Document excerpt:

You’re building a minimum plan that you can hit even post-call. Anything more is bonus.
10. 10–11 a.m.: Learn the “first week topics”
Pick 3–5 topics you are almost guaranteed to see in week one, tailored:
Internal Med:
- Chest pain.
- Shortness of breath.
- AKI.
- Sepsis.
Surgery:
- Post-op fever.
- Abdominal pain.
- SBO vs ileus.
- Fluid resuscitation.
OB:
- Labor stages.
- Pre-eclampsia.
- Fetal heart tracings.
- Postpartum hemorrhage.
Peds:
- Fever by age.
- Bronchiolitis.
- Dehydration.
- Well-child visits.
Psych:
- Suicidal ideation assessment.
- Psychosis vs delirium.
- Mood disorders.
Spend an hour doing:
- One focused video or section per topic.
- 2–5 related questions if you have them.
You’re not trying to master the rotation. You’re aiming to not blank on the most bread-and-butter cases.
Sunday Afternoon: Script Your First Day
Now you zoom in. Monday.
11. 1–2 p.m.: First-day script and mental rehearsal
At this point you should:
Write down your Monday timeline:
- Example for surgery:
- 4:30 a.m. – Wake up.
- 4:45 – Quick breakfast / coffee.
- 5:10 – Leave apartment.
- 5:30 – Park and walk in.
- 5:40 – Change into scrubs.
- 5:50 – On the floor, print patient list (if allowed) / find resident.

Stored data entries:

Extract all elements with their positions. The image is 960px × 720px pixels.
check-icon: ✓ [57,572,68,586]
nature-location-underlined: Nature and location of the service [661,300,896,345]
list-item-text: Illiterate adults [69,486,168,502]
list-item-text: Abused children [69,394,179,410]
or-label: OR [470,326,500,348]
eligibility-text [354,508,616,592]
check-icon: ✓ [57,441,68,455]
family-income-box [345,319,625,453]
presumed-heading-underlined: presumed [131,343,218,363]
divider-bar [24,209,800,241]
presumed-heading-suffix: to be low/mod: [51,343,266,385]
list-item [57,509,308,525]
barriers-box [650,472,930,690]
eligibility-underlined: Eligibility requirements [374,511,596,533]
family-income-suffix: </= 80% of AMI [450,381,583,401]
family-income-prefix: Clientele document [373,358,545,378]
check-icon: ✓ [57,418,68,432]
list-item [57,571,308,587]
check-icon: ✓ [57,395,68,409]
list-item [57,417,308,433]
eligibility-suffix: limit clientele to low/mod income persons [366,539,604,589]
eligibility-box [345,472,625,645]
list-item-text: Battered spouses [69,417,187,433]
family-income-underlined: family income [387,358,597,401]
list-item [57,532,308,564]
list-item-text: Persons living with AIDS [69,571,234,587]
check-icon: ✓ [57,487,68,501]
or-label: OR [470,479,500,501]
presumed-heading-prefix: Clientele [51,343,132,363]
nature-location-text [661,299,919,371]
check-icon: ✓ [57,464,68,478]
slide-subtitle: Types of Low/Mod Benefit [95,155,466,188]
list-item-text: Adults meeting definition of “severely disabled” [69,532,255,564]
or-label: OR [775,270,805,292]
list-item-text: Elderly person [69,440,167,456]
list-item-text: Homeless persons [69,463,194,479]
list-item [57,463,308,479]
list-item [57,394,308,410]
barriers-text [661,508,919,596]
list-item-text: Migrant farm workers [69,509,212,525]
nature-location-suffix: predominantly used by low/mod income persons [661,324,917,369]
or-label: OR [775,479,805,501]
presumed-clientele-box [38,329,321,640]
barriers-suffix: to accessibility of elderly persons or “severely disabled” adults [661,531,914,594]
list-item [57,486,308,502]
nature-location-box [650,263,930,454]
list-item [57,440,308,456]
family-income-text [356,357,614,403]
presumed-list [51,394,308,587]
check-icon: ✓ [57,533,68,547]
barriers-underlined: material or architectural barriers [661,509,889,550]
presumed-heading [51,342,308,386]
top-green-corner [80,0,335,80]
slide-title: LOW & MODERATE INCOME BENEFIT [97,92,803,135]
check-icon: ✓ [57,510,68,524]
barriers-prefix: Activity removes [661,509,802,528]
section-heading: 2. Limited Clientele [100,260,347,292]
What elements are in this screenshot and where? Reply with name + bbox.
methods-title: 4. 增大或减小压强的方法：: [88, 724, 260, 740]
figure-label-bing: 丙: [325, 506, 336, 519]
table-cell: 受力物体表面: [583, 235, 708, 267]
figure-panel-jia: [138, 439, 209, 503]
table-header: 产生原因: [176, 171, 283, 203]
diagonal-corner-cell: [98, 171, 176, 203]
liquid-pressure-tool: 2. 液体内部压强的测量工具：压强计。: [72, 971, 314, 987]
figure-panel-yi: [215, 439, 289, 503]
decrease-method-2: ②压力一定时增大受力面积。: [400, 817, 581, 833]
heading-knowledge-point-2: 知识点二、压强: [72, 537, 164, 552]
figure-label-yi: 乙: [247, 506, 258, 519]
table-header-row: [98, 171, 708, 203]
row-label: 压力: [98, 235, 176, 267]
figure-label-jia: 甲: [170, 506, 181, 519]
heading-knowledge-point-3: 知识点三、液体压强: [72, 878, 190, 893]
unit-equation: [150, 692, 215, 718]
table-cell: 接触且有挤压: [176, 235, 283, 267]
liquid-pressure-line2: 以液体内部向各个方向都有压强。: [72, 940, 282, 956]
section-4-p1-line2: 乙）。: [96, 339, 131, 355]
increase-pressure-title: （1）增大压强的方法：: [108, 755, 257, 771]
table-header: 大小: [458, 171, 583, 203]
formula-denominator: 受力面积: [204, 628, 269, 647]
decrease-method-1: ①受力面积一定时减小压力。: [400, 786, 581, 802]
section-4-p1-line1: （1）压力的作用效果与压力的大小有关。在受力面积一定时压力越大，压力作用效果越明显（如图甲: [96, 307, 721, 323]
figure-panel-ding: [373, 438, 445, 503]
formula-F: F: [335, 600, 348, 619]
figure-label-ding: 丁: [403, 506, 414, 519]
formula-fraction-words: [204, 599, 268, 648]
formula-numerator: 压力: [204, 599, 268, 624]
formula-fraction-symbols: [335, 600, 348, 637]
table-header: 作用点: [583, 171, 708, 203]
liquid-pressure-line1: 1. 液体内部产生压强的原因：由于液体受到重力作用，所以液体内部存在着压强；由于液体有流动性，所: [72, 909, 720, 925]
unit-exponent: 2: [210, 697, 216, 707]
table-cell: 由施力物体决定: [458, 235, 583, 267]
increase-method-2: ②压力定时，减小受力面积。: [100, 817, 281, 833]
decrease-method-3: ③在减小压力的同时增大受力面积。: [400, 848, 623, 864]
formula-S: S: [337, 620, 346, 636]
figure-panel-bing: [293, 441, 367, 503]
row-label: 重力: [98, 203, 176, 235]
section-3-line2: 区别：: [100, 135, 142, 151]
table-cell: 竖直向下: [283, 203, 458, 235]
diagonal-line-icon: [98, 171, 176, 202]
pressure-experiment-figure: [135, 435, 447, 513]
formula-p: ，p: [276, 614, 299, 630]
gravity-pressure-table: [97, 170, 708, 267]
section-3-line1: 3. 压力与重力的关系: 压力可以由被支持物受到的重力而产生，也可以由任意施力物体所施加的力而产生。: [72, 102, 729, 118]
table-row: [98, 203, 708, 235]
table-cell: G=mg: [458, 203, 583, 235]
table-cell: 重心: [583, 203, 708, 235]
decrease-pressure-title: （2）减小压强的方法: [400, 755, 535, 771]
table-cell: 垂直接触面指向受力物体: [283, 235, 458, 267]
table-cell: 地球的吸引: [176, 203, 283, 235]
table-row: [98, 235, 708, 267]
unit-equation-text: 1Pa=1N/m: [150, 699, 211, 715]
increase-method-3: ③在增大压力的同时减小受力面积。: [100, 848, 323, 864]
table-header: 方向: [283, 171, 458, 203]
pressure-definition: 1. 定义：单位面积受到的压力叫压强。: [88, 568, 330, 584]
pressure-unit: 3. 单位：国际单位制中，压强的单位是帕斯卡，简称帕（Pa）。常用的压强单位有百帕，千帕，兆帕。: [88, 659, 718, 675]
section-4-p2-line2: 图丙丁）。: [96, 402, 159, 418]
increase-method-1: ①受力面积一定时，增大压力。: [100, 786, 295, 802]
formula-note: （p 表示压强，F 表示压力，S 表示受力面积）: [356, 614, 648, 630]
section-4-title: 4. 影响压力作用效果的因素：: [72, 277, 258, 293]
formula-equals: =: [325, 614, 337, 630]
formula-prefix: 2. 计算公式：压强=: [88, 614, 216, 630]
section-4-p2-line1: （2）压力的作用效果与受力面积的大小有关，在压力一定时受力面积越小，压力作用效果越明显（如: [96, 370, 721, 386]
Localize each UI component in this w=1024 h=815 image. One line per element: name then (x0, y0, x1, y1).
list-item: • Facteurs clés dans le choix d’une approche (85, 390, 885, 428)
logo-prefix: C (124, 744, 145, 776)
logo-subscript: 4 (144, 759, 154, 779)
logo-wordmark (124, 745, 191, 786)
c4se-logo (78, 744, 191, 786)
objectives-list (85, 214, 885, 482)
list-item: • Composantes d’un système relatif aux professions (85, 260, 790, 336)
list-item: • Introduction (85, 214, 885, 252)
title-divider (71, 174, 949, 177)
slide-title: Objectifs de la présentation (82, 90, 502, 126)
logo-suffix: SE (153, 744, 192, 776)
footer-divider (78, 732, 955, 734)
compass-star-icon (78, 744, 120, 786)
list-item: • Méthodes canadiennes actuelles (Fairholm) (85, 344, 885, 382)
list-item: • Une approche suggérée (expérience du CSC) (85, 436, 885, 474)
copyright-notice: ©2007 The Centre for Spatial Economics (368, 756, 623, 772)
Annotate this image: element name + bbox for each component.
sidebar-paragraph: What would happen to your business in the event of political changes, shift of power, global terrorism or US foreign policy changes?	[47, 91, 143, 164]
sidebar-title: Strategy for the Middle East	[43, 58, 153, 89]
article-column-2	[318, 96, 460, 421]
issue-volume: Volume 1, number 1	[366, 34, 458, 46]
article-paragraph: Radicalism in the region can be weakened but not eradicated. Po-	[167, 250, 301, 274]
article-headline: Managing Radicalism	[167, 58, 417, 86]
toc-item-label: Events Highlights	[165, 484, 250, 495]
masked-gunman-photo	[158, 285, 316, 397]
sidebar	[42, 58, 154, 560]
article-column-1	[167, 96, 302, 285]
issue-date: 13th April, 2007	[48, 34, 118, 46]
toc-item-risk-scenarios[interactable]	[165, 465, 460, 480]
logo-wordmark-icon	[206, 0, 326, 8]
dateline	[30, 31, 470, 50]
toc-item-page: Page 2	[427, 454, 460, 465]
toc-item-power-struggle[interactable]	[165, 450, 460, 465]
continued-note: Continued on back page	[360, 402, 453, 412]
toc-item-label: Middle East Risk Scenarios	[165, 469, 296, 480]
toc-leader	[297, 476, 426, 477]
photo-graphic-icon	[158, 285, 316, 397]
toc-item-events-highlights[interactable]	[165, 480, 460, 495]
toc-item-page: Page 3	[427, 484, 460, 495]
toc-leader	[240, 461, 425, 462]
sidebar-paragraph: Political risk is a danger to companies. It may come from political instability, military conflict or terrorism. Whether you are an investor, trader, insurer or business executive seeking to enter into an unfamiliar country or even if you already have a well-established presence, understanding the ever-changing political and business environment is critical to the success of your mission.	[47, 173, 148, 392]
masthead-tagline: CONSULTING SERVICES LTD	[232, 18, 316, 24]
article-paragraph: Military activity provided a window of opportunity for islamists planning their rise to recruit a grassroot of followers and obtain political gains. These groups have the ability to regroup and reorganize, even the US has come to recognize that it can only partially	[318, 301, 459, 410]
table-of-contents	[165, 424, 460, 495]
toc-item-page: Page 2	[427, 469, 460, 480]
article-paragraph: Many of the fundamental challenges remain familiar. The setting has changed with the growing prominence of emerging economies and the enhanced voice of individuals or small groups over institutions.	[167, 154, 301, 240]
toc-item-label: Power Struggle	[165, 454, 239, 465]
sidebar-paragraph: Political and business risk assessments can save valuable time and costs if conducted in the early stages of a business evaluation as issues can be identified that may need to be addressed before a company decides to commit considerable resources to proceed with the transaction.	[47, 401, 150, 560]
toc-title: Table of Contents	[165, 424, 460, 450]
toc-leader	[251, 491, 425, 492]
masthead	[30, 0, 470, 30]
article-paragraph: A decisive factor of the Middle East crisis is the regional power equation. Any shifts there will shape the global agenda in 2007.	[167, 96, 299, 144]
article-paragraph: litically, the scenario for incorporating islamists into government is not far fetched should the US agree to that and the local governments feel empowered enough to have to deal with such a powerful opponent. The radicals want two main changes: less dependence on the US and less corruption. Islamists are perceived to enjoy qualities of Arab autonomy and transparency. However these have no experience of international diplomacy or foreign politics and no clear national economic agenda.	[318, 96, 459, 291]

Exercise directions: Can you write out the whole rotation prep plan above, word for word?

Answer box:
You’re building a minimum plan that you can hit even post-call. Anything more is bonus.
10. 10–11 a.m.: Learn the “first week topics”
Pick 3–5 topics you are almost guaranteed to see in week one, tailored:
Internal Med:
- Chest pain.
- Shortness of breath.
- AKI.
- Sepsis.
Surgery:
- Post-op fever.
- Abdominal pain.
- SBO vs ileus.
- Fluid resuscitation.
OB:
- Labor stages.
- Pre-eclampsia.
- Fetal heart tracings.
- Postpartum hemorrhage.
Peds:
- Fever by age.
- Bronchiolitis.
- Dehydration.
- Well-child visits.
Psych:
- Suicidal ideation assessment.
- Psychosis vs delirium.
- Mood disorders.
Spend an hour doing:
- One focused video or section per topic.
- 2–5 related questions if you have them.
You’re not trying to master the rotation. You’re aiming to not blank on the most bread-and-butter cases.
Sunday Afternoon: Script Your First Day
Now you zoom in. Monday.
11. 1–2 p.m.: First-day script and mental rehearsal
At this point you should:
Write down your Monday timeline:
- Example for surgery:
- 4:30 a.m. – Wake up.
- 4:45 – Quick breakfast / coffee.
- 5:10 – Leave apartment.
- 5:30 – Park and walk in.
- 5:40 – Change into scrubs.
- 5:50 – On the floor, print patient list (if allowed) / find resident.